(THE EXERCISE)
Copy every line of the data exactly, leaving nothing out.

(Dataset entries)
------------------------------------------------
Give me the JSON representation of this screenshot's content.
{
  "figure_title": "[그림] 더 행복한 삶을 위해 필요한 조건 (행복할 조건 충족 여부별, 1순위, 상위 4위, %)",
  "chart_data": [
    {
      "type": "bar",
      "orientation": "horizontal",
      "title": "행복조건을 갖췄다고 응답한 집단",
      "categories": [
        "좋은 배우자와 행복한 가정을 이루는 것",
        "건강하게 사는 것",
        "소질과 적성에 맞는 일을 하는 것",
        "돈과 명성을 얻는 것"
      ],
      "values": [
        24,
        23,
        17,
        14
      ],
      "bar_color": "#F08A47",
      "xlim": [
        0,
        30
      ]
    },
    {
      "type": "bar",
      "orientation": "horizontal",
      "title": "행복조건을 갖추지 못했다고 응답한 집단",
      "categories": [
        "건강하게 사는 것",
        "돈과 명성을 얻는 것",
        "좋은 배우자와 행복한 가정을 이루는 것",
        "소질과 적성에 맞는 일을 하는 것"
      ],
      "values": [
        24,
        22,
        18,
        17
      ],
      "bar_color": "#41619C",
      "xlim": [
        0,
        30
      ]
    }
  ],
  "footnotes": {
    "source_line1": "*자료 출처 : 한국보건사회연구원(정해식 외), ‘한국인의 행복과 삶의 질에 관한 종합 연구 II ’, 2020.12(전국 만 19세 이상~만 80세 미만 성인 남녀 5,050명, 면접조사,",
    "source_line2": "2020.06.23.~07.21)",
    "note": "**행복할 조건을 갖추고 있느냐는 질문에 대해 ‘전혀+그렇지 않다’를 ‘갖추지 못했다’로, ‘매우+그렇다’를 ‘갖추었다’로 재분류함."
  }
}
------------------------------------------------
(OUTPUT OF THE TASK)
Give me the JSON representation of this screenshot's content.
{
  "figure_title": "[그림] 더 행복한 삶을 위해 필요한 조건 (행복할 조건 충족 여부별, 1순위, 상위 4위, %)",
  "chart_data": [
    {
      "type": "bar",
      "orientation": "horizontal",
      "title": "행복조건을 갖췄다고 응답한 집단",
      "categories": [
        "좋은 배우자와 행복한 가정을 이루는 것",
        "건강하게 사는 것",
        "소질과 적성에 맞는 일을 하는 것",
        "돈과 명성을 얻는 것"
      ],
      "values": [
        24,
        23,
        17,
        14
      ],
      "bar_color": "#F08A47",
      "xlim": [
        0,
        30
      ]
    },
    {
      "type": "bar",
      "orientation": "horizontal",
      "title": "행복조건을 갖추지 못했다고 응답한 집단",
      "categories": [
        "건강하게 사는 것",
        "돈과 명성을 얻는 것",
        "좋은 배우자와 행복한 가정을 이루는 것",
        "소질과 적성에 맞는 일을 하는 것"
      ],
      "values": [
        24,
        22,
        18,
        17
      ],
      "bar_color": "#41619C",
      "xlim": [
        0,
        30
      ]
    }
  ],
  "footnotes": {
    "source_line1": "*자료 출처 : 한국보건사회연구원(정해식 외), ‘한국인의 행복과 삶의 질에 관한 종합 연구 II ’, 2020.12(전국 만 19세 이상~만 80세 미만 성인 남녀 5,050명, 면접조사,",
    "source_line2": "2020.06.23.~07.21)",
    "note": "**행복할 조건을 갖추고 있느냐는 질문에 대해 ‘전혀+그렇지 않다’를 ‘갖추지 못했다’로, ‘매우+그렇다’를 ‘갖추었다’로 재분류함."
  }
}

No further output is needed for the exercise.